Listed records:

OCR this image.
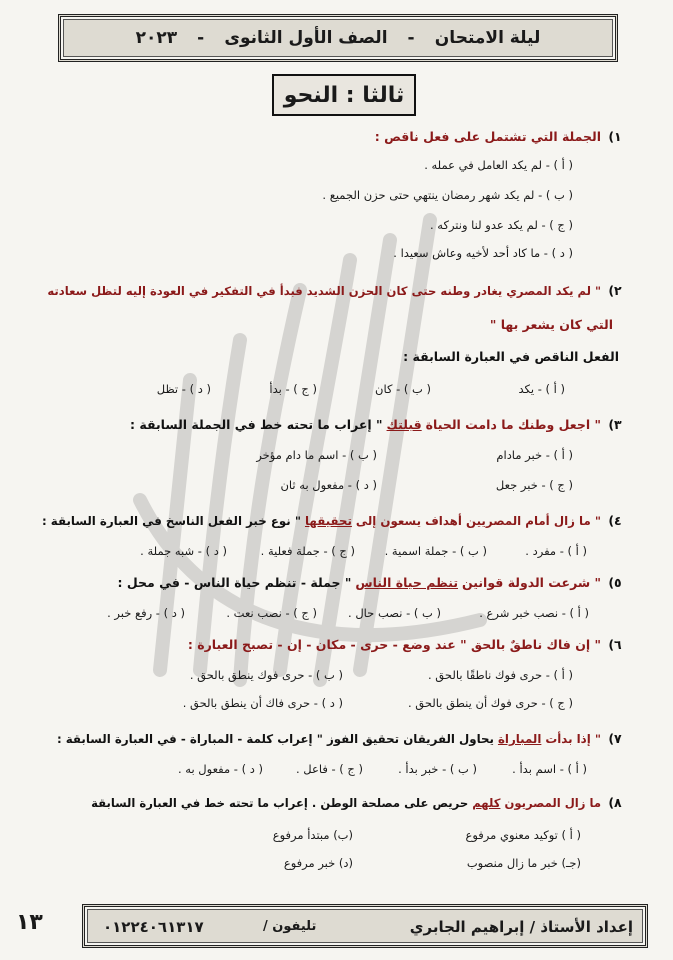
ليلة الامتحان
-
الصف الأول الثانوى
-
٢٠٢٣
ثالثا : النحو
١) الجملة التي تشتمل على فعل ناقص :
( أ ) - لم يكد العامل في عمله .
( ب ) - لم يكد شهر رمضان ينتهي حتى حزن الجميع .
( ج ) - لم يكد عدو لنا ونتركه .
( د ) - ما كاد أحد لأخيه وعاش سعيدا .
٢) " لم يكد المصري يغادر وطنه حتى كان الحزن الشديد فبدأ في التفكير في العودة إليه لتظل سعادته
التي كان يشعر بها "
الفعل الناقص في العبارة السابقة :
( أ ) - يكد
( ب ) - كان
( ج ) - بدأ
( د ) - تظل
٣) " اجعل وطنك ما دامت الحياة قبلتك " إعراب ما تحته خط في الجملة السابقة :
( أ ) - خبر مادام
( ب ) - اسم ما دام مؤخر
( ج ) - خبر جعل
( د ) - مفعول به ثان
٤) " ما زال أمام المصريين أهداف يسعون إلى تحقيقها " نوع خبر الفعل الناسخ في العبارة السابقة :
( أ ) - مفرد .
( ب ) - جملة اسمية .
( ج ) - جملة فعلية .
( د ) - شبه جملة .
٥) " شرعت الدولة قوانين تنظم حياة الناس " جملة - تنظم حياة الناس - في محل :
( أ ) - نصب خبر شرع .
( ب ) - نصب حال .
( ج ) - نصب نعت .
( د ) - رفع خبر .
٦) " إن فاك ناطقٌ بالحق " عند وضع - حرى - مكان - إن - تصبح العبارة :
( أ ) - حرى فوك ناطقًا بالحق .
( ب ) - حرى فوك ينطق بالحق .
( ج ) - حرى فوك أن ينطق بالحق .
( د ) - حرى فاك أن ينطق بالحق .
٧) " إذا بدأت المباراة يحاول الفريقان تحقيق الفوز " إعراب كلمة - المباراة - في العبارة السابقة :
( أ ) - اسم بدأ .
( ب ) - خبر بدأ .
( ج ) - فاعل .
( د ) - مفعول به .
٨) ما زال المصريون كلهم حريص على مصلحة الوطن . إعراب ما تحته خط في العبارة السابقة
( أ ) توكيد معنوي مرفوع
(ب) مبتدأ مرفوع
(جـ) خبر ما زال منصوب
(د) خبر مرفوع
إعداد الأستاذ / إبراهيم الجابري
تليفون /
٠١٢٢٤٠٦١٣١٧
١٣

Goal:
From start to finish, output the listing exactly, but omit its pictures.

Solution to this task:
OCR this image.
ليلة الامتحان
-
الصف الأول الثانوى
-
٢٠٢٣
ثالثا : النحو
١) الجملة التي تشتمل على فعل ناقص :
( أ ) - لم يكد العامل في عمله .
( ب ) - لم يكد شهر رمضان ينتهي حتى حزن الجميع .
( ج ) - لم يكد عدو لنا ونتركه .
( د ) - ما كاد أحد لأخيه وعاش سعيدا .
٢) " لم يكد المصري يغادر وطنه حتى كان الحزن الشديد فبدأ في التفكير في العودة إليه لتظل سعادته
التي كان يشعر بها "
الفعل الناقص في العبارة السابقة :
( أ ) - يكد
( ب ) - كان
( ج ) - بدأ
( د ) - تظل
٣) " اجعل وطنك ما دامت الحياة قبلتك " إعراب ما تحته خط في الجملة السابقة :
( أ ) - خبر مادام
( ب ) - اسم ما دام مؤخر
( ج ) - خبر جعل
( د ) - مفعول به ثان
٤) " ما زال أمام المصريين أهداف يسعون إلى تحقيقها " نوع خبر الفعل الناسخ في العبارة السابقة :
( أ ) - مفرد .
( ب ) - جملة اسمية .
( ج ) - جملة فعلية .
( د ) - شبه جملة .
٥) " شرعت الدولة قوانين تنظم حياة الناس " جملة - تنظم حياة الناس - في محل :
( أ ) - نصب خبر شرع .
( ب ) - نصب حال .
( ج ) - نصب نعت .
( د ) - رفع خبر .
٦) " إن فاك ناطقٌ بالحق " عند وضع - حرى - مكان - إن - تصبح العبارة :
( أ ) - حرى فوك ناطقًا بالحق .
( ب ) - حرى فوك ينطق بالحق .
( ج ) - حرى فوك أن ينطق بالحق .
( د ) - حرى فاك أن ينطق بالحق .
٧) " إذا بدأت المباراة يحاول الفريقان تحقيق الفوز " إعراب كلمة - المباراة - في العبارة السابقة :
( أ ) - اسم بدأ .
( ب ) - خبر بدأ .
( ج ) - فاعل .
( د ) - مفعول به .
٨) ما زال المصريون كلهم حريص على مصلحة الوطن . إعراب ما تحته خط في العبارة السابقة
( أ ) توكيد معنوي مرفوع
(ب) مبتدأ مرفوع
(جـ) خبر ما زال منصوب
(د) خبر مرفوع
إعداد الأستاذ / إبراهيم الجابري
تليفون /
٠١٢٢٤٠٦١٣١٧
١٣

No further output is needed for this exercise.